_WHAT NEEDS TO BE DONE_.
Read the material below. Count the lines containing "image" and give that count alone.
### RECORDS FOR THE TASK
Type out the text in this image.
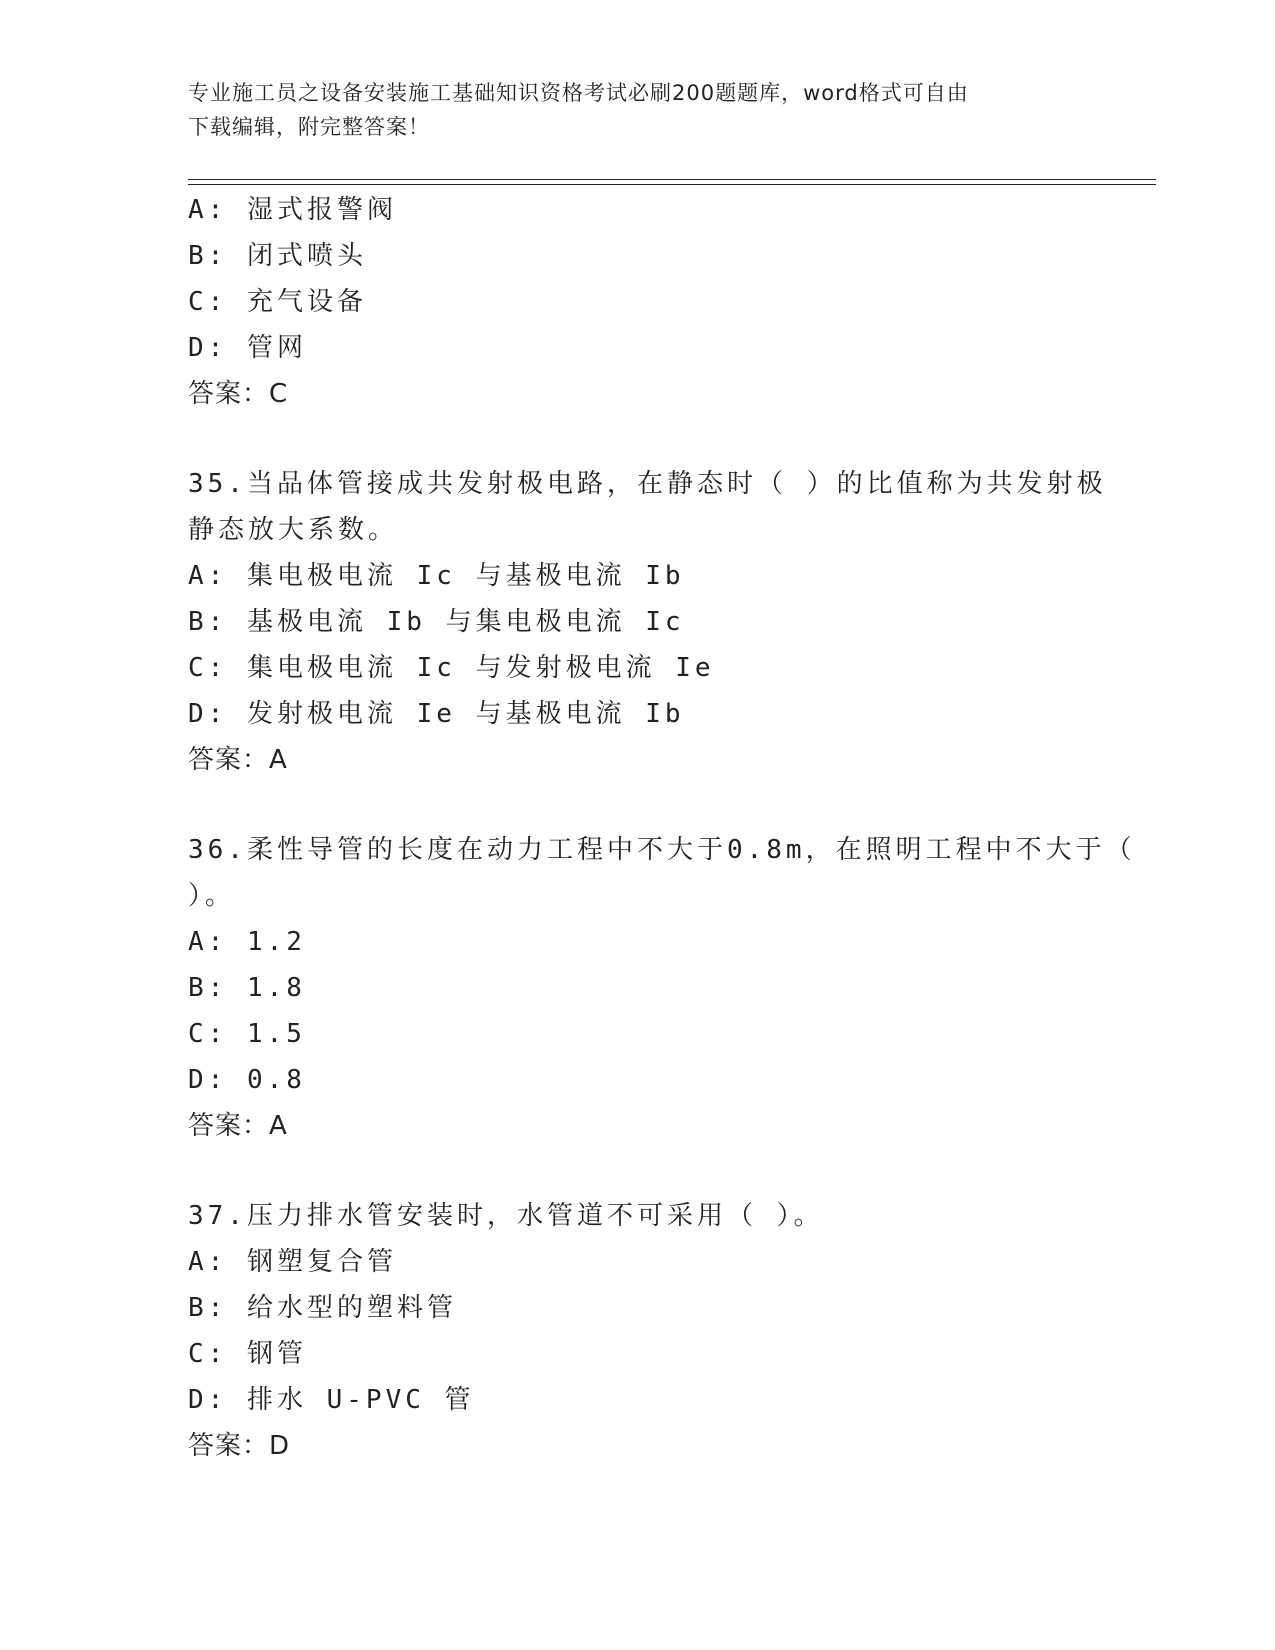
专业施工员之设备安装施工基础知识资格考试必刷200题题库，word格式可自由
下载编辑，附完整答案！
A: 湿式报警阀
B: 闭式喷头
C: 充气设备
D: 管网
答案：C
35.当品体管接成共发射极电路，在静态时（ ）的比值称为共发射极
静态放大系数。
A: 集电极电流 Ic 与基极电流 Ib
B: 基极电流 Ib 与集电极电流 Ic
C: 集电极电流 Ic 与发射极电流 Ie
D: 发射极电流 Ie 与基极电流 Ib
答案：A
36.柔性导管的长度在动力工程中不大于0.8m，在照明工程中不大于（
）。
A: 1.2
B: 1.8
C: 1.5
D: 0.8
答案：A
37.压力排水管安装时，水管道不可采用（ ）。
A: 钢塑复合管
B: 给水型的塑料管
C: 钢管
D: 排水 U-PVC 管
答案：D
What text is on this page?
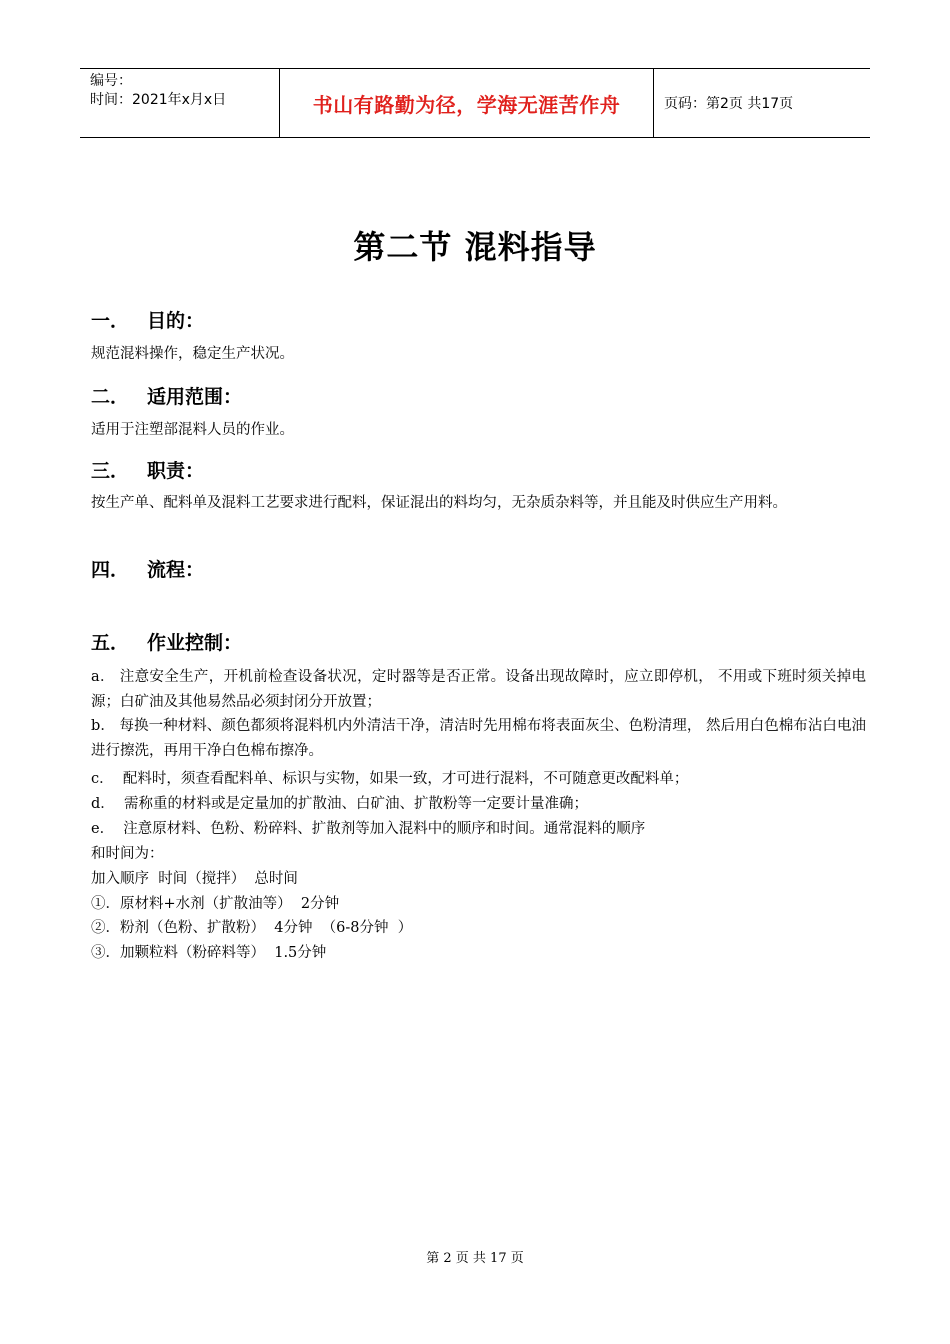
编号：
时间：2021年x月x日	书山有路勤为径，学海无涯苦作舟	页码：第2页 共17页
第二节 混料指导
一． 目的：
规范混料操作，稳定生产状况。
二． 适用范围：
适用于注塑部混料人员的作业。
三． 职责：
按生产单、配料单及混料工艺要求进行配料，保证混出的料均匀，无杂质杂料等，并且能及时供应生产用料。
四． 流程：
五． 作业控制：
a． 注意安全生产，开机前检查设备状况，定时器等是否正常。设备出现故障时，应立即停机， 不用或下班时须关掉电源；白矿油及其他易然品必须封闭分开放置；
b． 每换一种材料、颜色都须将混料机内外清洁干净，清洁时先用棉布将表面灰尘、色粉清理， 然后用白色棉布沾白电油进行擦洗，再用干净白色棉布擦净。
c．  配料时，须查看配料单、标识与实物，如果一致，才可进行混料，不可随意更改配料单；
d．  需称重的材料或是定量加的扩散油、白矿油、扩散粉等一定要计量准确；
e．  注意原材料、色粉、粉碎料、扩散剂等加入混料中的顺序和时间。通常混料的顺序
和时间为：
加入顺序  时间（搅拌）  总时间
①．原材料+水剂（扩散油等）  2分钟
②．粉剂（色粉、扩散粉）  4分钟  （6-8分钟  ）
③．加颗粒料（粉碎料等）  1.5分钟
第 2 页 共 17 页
######
### RECORDS FOR THE TASK
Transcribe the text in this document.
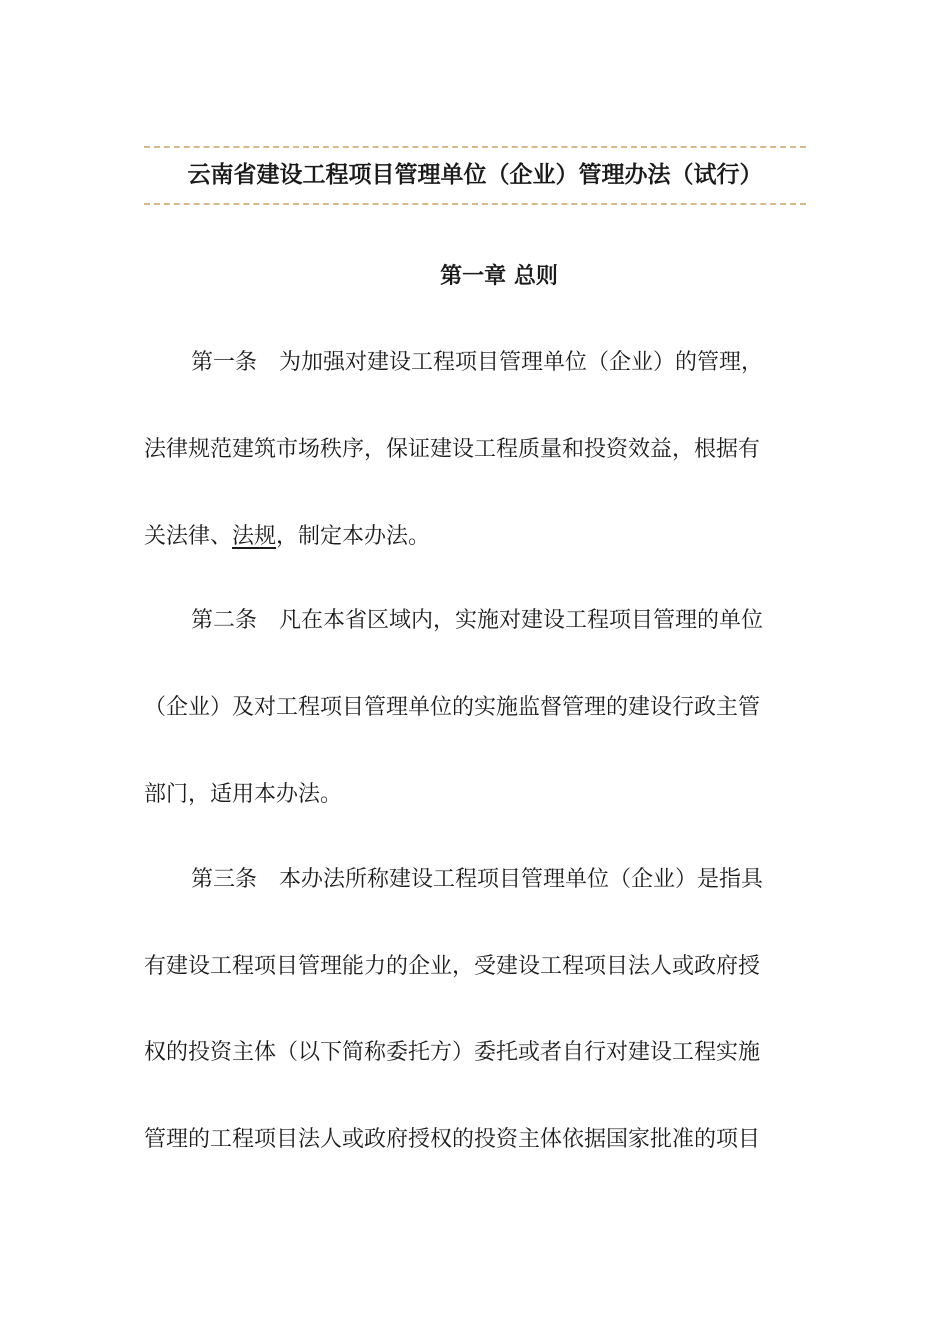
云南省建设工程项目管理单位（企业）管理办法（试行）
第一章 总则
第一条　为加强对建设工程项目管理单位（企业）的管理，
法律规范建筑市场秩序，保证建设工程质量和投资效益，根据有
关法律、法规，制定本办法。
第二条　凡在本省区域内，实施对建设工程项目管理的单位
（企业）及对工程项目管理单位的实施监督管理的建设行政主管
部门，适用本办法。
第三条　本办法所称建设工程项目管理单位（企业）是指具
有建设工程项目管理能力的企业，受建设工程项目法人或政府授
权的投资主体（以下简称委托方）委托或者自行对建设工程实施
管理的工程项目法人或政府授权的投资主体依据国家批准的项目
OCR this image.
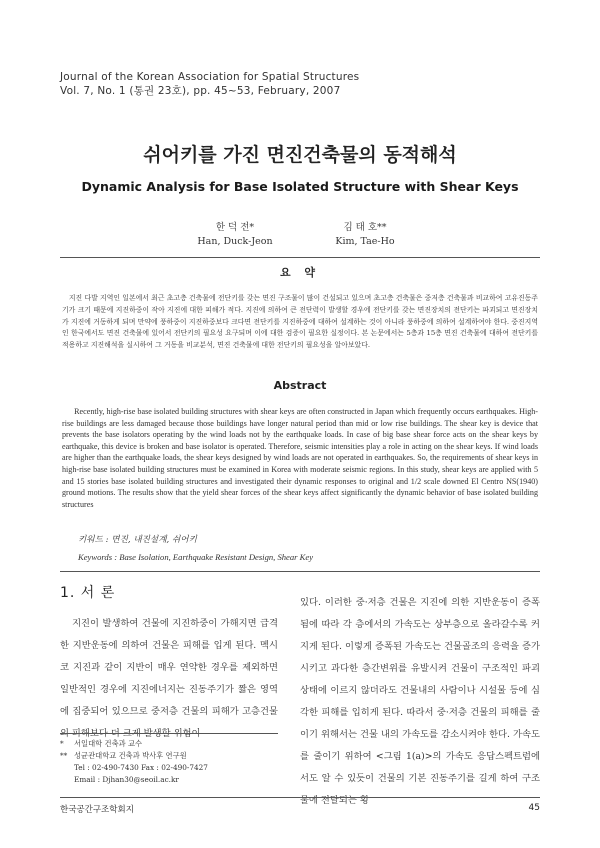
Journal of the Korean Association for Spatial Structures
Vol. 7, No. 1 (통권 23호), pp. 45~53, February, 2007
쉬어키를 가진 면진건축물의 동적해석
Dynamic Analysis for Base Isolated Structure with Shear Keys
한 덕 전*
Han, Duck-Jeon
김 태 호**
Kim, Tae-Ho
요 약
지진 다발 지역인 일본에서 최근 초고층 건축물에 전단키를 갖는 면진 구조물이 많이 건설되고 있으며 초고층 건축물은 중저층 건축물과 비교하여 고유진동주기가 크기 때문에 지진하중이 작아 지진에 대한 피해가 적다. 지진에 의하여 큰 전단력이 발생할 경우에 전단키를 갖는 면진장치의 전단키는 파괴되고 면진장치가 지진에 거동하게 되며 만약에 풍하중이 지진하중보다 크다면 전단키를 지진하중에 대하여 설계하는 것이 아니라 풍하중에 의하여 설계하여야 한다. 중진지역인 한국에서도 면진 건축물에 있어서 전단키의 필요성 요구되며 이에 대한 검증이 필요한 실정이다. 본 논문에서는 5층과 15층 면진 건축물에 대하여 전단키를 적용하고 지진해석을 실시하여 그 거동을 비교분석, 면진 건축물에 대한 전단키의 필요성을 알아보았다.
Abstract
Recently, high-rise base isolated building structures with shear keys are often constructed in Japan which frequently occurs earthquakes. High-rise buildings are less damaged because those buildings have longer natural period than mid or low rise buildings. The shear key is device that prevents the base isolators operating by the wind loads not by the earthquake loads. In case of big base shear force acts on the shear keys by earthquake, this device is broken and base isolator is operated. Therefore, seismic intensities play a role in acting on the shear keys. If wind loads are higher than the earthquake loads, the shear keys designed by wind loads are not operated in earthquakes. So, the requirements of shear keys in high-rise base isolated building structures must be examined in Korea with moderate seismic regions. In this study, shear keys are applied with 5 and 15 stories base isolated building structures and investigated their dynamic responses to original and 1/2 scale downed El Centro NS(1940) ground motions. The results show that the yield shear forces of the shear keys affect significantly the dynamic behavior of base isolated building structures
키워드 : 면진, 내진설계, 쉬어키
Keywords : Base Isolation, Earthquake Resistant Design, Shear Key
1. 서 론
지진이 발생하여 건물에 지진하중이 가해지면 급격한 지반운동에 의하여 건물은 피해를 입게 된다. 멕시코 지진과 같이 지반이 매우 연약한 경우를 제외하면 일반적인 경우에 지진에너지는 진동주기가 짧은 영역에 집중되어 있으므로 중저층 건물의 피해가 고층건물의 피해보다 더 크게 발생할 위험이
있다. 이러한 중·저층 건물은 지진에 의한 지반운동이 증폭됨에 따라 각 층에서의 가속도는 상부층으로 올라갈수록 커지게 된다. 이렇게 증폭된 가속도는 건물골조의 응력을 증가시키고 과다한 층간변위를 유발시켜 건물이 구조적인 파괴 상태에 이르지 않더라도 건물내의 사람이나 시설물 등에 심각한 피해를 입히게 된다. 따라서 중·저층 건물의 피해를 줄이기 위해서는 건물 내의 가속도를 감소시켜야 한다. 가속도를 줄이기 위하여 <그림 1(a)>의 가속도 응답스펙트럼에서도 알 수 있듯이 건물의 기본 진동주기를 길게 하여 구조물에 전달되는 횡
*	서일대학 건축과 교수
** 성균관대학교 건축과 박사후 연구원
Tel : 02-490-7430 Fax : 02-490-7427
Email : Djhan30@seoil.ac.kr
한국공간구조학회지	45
######
_WRITTEN ANSWER_.
2